__Task to complete__: Repeat each line word for word.

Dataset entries
--*--

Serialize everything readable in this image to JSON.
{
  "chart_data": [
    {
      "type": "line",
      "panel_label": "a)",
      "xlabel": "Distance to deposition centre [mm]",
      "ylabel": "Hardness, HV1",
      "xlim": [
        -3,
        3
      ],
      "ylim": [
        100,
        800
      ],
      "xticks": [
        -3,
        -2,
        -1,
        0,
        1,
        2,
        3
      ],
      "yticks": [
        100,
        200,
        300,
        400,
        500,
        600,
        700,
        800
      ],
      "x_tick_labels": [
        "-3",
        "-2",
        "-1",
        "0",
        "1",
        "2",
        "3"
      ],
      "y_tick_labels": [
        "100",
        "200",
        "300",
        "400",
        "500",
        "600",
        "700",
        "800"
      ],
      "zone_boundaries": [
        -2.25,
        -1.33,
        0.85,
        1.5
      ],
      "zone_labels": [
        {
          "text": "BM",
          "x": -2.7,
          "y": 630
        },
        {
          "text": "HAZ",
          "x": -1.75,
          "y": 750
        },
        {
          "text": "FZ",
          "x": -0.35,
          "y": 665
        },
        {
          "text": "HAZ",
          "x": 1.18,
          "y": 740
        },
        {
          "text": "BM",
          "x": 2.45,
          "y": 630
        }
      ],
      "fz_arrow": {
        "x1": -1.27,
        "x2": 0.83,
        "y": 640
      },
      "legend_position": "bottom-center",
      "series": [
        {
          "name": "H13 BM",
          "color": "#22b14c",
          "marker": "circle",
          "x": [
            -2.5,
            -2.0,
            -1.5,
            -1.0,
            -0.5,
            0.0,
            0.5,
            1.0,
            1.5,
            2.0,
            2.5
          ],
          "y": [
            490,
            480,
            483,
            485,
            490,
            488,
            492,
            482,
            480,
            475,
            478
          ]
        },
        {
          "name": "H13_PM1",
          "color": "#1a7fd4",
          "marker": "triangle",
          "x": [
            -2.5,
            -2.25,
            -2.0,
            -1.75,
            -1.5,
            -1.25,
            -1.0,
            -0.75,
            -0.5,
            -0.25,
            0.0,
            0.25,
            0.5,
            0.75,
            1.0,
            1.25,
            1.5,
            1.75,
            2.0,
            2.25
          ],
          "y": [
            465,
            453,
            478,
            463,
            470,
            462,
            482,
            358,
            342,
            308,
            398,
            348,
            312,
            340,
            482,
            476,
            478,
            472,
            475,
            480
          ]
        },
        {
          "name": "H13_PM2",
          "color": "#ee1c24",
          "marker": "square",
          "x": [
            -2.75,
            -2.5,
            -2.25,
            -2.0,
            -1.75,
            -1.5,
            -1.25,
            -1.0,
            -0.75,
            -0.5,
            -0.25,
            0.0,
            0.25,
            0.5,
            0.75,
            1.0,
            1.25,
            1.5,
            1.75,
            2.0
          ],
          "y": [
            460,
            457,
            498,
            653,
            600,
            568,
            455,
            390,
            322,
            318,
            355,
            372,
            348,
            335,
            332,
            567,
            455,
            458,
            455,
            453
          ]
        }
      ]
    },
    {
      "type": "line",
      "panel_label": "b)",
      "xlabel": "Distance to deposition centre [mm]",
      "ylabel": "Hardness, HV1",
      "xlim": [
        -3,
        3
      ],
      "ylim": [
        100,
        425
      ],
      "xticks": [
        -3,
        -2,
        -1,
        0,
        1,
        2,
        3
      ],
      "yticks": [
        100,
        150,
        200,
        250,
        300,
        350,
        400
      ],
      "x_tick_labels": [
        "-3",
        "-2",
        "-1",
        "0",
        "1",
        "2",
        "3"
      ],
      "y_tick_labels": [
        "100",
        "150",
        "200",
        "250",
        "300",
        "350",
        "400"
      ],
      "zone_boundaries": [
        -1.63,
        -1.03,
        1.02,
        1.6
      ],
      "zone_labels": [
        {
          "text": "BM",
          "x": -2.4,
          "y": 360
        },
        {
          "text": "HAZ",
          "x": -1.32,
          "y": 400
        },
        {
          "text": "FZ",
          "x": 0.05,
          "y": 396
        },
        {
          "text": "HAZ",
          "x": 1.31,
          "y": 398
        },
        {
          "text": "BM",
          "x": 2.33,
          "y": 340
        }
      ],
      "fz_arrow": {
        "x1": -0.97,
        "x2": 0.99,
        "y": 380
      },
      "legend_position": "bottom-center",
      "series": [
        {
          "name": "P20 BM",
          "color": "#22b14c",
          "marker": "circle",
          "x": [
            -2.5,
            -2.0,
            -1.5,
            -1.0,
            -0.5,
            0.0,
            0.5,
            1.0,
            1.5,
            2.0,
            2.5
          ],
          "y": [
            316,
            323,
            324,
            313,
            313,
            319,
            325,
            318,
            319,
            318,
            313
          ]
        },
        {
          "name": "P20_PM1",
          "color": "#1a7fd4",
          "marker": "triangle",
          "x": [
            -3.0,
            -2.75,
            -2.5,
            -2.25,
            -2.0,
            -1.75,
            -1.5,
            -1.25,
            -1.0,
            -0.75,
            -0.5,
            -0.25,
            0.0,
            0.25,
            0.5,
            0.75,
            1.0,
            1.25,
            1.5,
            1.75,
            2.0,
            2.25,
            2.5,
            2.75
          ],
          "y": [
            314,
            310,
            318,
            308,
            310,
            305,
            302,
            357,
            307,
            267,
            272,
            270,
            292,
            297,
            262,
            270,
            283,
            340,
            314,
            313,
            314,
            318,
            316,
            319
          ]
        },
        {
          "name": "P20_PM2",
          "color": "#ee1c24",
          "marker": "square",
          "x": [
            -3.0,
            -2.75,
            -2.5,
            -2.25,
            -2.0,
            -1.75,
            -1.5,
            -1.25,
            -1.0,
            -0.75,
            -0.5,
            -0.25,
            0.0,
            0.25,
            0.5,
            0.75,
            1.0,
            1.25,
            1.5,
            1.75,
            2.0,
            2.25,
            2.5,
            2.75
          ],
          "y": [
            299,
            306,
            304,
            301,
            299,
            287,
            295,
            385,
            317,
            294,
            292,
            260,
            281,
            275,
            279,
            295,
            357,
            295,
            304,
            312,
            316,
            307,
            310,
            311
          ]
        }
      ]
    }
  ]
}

--*--

__Result of this task__:
Serialize everything readable in this image to JSON.
{
  "chart_data": [
    {
      "type": "line",
      "panel_label": "a)",
      "xlabel": "Distance to deposition centre [mm]",
      "ylabel": "Hardness, HV1",
      "xlim": [
        -3,
        3
      ],
      "ylim": [
        100,
        800
      ],
      "xticks": [
        -3,
        -2,
        -1,
        0,
        1,
        2,
        3
      ],
      "yticks": [
        100,
        200,
        300,
        400,
        500,
        600,
        700,
        800
      ],
      "x_tick_labels": [
        "-3",
        "-2",
        "-1",
        "0",
        "1",
        "2",
        "3"
      ],
      "y_tick_labels": [
        "100",
        "200",
        "300",
        "400",
        "500",
        "600",
        "700",
        "800"
      ],
      "zone_boundaries": [
        -2.25,
        -1.33,
        0.85,
        1.5
      ],
      "zone_labels": [
        {
          "text": "BM",
          "x": -2.7,
          "y": 630
        },
        {
          "text": "HAZ",
          "x": -1.75,
          "y": 750
        },
        {
          "text": "FZ",
          "x": -0.35,
          "y": 665
        },
        {
          "text": "HAZ",
          "x": 1.18,
          "y": 740
        },
        {
          "text": "BM",
          "x": 2.45,
          "y": 630
        }
      ],
      "fz_arrow": {
        "x1": -1.27,
        "x2": 0.83,
        "y": 640
      },
      "legend_position": "bottom-center",
      "series": [
        {
          "name": "H13 BM",
          "color": "#22b14c",
          "marker": "circle",
          "x": [
            -2.5,
            -2.0,
            -1.5,
            -1.0,
            -0.5,
            0.0,
            0.5,
            1.0,
            1.5,
            2.0,
            2.5
          ],
          "y": [
            490,
            480,
            483,
            485,
            490,
            488,
            492,
            482,
            480,
            475,
            478
          ]
        },
        {
          "name": "H13_PM1",
          "color": "#1a7fd4",
          "marker": "triangle",
          "x": [
            -2.5,
            -2.25,
            -2.0,
            -1.75,
            -1.5,
            -1.25,
            -1.0,
            -0.75,
            -0.5,
            -0.25,
            0.0,
            0.25,
            0.5,
            0.75,
            1.0,
            1.25,
            1.5,
            1.75,
            2.0,
            2.25
          ],
          "y": [
            465,
            453,
            478,
            463,
            470,
            462,
            482,
            358,
            342,
            308,
            398,
            348,
            312,
            340,
            482,
            476,
            478,
            472,
            475,
            480
          ]
        },
        {
          "name": "H13_PM2",
          "color": "#ee1c24",
          "marker": "square",
          "x": [
            -2.75,
            -2.5,
            -2.25,
            -2.0,
            -1.75,
            -1.5,
            -1.25,
            -1.0,
            -0.75,
            -0.5,
            -0.25,
            0.0,
            0.25,
            0.5,
            0.75,
            1.0,
            1.25,
            1.5,
            1.75,
            2.0
          ],
          "y": [
            460,
            457,
            498,
            653,
            600,
            568,
            455,
            390,
            322,
            318,
            355,
            372,
            348,
            335,
            332,
            567,
            455,
            458,
            455,
            453
          ]
        }
      ]
    },
    {
      "type": "line",
      "panel_label": "b)",
      "xlabel": "Distance to deposition centre [mm]",
      "ylabel": "Hardness, HV1",
      "xlim": [
        -3,
        3
      ],
      "ylim": [
        100,
        425
      ],
      "xticks": [
        -3,
        -2,
        -1,
        0,
        1,
        2,
        3
      ],
      "yticks": [
        100,
        150,
        200,
        250,
        300,
        350,
        400
      ],
      "x_tick_labels": [
        "-3",
        "-2",
        "-1",
        "0",
        "1",
        "2",
        "3"
      ],
      "y_tick_labels": [
        "100",
        "150",
        "200",
        "250",
        "300",
        "350",
        "400"
      ],
      "zone_boundaries": [
        -1.63,
        -1.03,
        1.02,
        1.6
      ],
      "zone_labels": [
        {
          "text": "BM",
          "x": -2.4,
          "y": 360
        },
        {
          "text": "HAZ",
          "x": -1.32,
          "y": 400
        },
        {
          "text": "FZ",
          "x": 0.05,
          "y": 396
        },
        {
          "text": "HAZ",
          "x": 1.31,
          "y": 398
        },
        {
          "text": "BM",
          "x": 2.33,
          "y": 340
        }
      ],
      "fz_arrow": {
        "x1": -0.97,
        "x2": 0.99,
        "y": 380
      },
      "legend_position": "bottom-center",
      "series": [
        {
          "name": "P20 BM",
          "color": "#22b14c",
          "marker": "circle",
          "x": [
            -2.5,
            -2.0,
            -1.5,
            -1.0,
            -0.5,
            0.0,
            0.5,
            1.0,
            1.5,
            2.0,
            2.5
          ],
          "y": [
            316,
            323,
            324,
            313,
            313,
            319,
            325,
            318,
            319,
            318,
            313
          ]
        },
        {
          "name": "P20_PM1",
          "color": "#1a7fd4",
          "marker": "triangle",
          "x": [
            -3.0,
            -2.75,
            -2.5,
            -2.25,
            -2.0,
            -1.75,
            -1.5,
            -1.25,
            -1.0,
            -0.75,
            -0.5,
            -0.25,
            0.0,
            0.25,
            0.5,
            0.75,
            1.0,
            1.25,
            1.5,
            1.75,
            2.0,
            2.25,
            2.5,
            2.75
          ],
          "y": [
            314,
            310,
            318,
            308,
            310,
            305,
            302,
            357,
            307,
            267,
            272,
            270,
            292,
            297,
            262,
            270,
            283,
            340,
            314,
            313,
            314,
            318,
            316,
            319
          ]
        },
        {
          "name": "P20_PM2",
          "color": "#ee1c24",
          "marker": "square",
          "x": [
            -3.0,
            -2.75,
            -2.5,
            -2.25,
            -2.0,
            -1.75,
            -1.5,
            -1.25,
            -1.0,
            -0.75,
            -0.5,
            -0.25,
            0.0,
            0.25,
            0.5,
            0.75,
            1.0,
            1.25,
            1.5,
            1.75,
            2.0,
            2.25,
            2.5,
            2.75
          ],
          "y": [
            299,
            306,
            304,
            301,
            299,
            287,
            295,
            385,
            317,
            294,
            292,
            260,
            281,
            275,
            279,
            295,
            357,
            295,
            304,
            312,
            316,
            307,
            310,
            311
          ]
        }
      ]
    }
  ]
}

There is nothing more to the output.